### GOAL
Check each line of the listing for the string "Шрифт", then state how many lines have it. Only the number is wanted.

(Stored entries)
↓↓↓
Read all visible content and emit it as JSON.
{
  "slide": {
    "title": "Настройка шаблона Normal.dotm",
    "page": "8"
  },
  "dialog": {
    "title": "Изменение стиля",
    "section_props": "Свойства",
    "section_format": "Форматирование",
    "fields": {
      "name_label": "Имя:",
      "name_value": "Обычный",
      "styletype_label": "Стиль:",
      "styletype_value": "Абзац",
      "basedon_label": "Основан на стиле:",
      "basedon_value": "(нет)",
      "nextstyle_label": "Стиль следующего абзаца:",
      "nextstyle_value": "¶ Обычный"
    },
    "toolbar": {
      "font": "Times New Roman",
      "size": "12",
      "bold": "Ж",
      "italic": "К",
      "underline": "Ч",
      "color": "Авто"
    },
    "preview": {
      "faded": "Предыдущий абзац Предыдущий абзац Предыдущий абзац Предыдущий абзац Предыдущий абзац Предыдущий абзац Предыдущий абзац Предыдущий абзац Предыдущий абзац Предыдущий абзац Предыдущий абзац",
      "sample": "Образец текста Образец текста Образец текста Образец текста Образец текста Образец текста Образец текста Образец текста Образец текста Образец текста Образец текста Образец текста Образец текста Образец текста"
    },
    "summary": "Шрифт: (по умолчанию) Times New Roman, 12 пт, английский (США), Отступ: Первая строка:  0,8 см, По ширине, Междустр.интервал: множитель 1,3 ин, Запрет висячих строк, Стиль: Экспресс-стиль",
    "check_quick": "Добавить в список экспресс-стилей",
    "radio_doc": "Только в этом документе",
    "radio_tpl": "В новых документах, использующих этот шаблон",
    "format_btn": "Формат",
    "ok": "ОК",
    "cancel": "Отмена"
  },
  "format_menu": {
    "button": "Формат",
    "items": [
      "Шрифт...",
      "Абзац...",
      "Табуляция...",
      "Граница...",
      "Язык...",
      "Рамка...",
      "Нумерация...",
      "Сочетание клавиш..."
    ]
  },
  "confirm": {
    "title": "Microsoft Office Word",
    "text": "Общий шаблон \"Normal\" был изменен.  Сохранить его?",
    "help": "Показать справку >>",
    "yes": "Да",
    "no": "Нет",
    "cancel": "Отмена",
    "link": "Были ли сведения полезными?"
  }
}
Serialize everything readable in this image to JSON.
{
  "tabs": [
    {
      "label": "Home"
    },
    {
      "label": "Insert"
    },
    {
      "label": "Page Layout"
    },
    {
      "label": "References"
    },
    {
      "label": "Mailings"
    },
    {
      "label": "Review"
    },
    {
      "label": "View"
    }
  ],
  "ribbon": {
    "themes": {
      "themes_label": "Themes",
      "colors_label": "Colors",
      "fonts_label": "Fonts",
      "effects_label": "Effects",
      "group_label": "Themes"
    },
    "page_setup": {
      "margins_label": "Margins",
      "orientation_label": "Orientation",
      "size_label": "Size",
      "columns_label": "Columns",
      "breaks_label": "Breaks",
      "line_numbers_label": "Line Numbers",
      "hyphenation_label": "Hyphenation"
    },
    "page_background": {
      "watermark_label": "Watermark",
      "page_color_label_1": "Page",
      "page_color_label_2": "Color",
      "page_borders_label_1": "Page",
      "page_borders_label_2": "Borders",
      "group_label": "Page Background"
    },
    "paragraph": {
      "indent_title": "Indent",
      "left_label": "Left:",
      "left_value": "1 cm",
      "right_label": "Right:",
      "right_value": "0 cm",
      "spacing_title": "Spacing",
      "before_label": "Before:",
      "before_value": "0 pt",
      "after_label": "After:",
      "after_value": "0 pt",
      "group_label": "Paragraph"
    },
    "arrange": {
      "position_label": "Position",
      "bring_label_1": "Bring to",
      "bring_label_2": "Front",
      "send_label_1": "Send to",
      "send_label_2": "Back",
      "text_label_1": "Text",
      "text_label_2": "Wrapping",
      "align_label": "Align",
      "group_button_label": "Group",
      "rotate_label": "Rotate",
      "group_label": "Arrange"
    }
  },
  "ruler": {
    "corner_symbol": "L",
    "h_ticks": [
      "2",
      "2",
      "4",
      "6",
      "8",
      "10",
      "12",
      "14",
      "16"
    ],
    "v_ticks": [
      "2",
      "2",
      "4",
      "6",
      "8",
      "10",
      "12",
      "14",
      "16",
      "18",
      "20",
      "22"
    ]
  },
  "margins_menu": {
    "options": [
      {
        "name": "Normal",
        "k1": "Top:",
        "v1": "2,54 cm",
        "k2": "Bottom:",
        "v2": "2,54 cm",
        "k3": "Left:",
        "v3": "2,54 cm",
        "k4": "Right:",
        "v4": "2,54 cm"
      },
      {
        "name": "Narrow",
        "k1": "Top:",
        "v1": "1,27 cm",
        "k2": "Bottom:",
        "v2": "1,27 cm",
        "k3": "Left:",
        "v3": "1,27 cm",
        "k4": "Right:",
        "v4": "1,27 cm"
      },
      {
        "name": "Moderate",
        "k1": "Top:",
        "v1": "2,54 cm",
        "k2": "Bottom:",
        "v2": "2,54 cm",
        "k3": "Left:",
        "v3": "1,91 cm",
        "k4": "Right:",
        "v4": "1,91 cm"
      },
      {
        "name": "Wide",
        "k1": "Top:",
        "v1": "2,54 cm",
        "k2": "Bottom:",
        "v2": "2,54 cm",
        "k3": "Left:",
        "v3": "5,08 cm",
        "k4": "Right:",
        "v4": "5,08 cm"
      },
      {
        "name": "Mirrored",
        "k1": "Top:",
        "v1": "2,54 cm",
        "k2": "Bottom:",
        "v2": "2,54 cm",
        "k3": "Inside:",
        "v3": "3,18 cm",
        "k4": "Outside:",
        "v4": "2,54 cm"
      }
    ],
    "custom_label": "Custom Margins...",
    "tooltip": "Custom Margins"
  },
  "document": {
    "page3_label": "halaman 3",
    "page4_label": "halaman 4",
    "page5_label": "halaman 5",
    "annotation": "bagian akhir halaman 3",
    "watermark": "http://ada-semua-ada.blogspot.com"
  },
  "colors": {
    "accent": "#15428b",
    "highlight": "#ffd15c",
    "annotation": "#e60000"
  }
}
↑↑↑
### RESULT FOR THIS EXERCISE
2